Locate every line in the material below that has the word "this". Copy each of those lines.

**** Supplied data ****

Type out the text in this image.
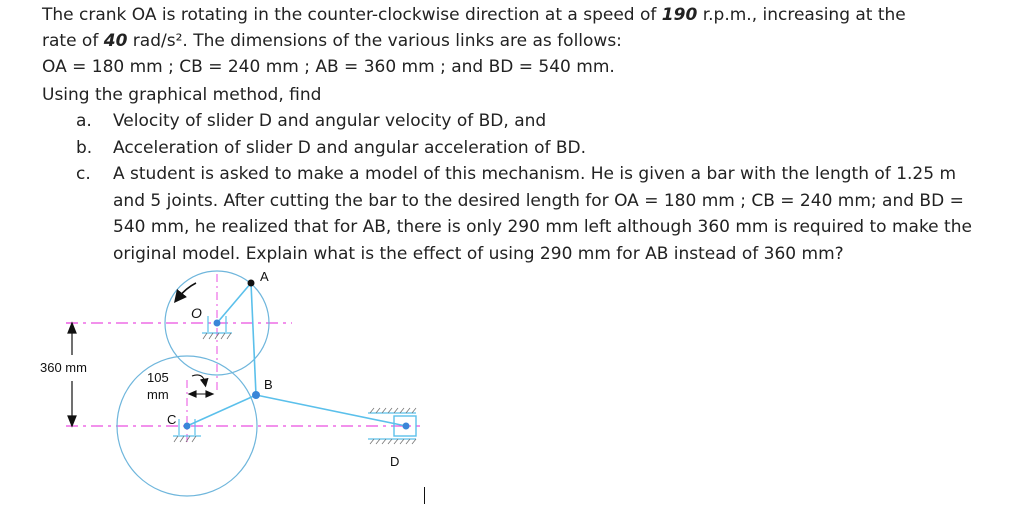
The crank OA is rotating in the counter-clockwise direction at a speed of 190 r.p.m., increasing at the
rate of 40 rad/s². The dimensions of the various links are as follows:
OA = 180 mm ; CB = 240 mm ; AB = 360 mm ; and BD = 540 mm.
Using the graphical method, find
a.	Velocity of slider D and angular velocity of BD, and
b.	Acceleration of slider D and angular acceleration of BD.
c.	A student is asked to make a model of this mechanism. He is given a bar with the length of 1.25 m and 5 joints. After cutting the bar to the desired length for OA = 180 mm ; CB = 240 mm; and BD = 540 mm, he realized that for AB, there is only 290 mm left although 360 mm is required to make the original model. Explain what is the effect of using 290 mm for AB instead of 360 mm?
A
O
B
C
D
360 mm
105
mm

****

Solved exercise |
Type out the text in this image.
c.	A student is asked to make a model of this mechanism. He is given a bar with the length of 1.25 m and 5 joints. After cutting the bar to the desired length for OA = 180 mm ; CB = 240 mm; and BD = 540 mm, he realized that for AB, there is only 290 mm left although 360 mm is required to make the original model. Explain what is the effect of using 290 mm for AB instead of 360 mm?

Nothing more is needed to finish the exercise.